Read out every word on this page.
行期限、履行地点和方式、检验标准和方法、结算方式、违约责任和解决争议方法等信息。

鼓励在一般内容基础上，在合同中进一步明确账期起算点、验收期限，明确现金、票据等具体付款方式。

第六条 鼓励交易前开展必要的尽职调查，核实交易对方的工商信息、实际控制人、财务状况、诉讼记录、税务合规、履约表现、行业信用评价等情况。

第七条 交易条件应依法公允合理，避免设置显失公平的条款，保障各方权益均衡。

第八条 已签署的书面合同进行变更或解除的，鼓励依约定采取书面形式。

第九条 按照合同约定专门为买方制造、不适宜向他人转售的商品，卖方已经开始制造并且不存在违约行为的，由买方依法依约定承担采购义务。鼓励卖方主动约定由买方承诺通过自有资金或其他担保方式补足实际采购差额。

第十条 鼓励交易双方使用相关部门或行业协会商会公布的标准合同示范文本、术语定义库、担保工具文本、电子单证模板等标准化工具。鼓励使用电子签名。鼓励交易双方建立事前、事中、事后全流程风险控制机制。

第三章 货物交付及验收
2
* * *
Your goal >> Please output the entries above, every line exactly as it reads.

Written reply >>
Read out every word on this page.
行期限、履行地点和方式、检验标准和方法、结算方式、违约责任和解决争议方法等信息。

鼓励在一般内容基础上，在合同中进一步明确账期起算点、验收期限，明确现金、票据等具体付款方式。

第六条 鼓励交易前开展必要的尽职调查，核实交易对方的工商信息、实际控制人、财务状况、诉讼记录、税务合规、履约表现、行业信用评价等情况。

第七条 交易条件应依法公允合理，避免设置显失公平的条款，保障各方权益均衡。

第八条 已签署的书面合同进行变更或解除的，鼓励依约定采取书面形式。

第九条 按照合同约定专门为买方制造、不适宜向他人转售的商品，卖方已经开始制造并且不存在违约行为的，由买方依法依约定承担采购义务。鼓励卖方主动约定由买方承诺通过自有资金或其他担保方式补足实际采购差额。

第十条 鼓励交易双方使用相关部门或行业协会商会公布的标准合同示范文本、术语定义库、担保工具文本、电子单证模板等标准化工具。鼓励使用电子签名。鼓励交易双方建立事前、事中、事后全流程风险控制机制。

第三章 货物交付及验收
2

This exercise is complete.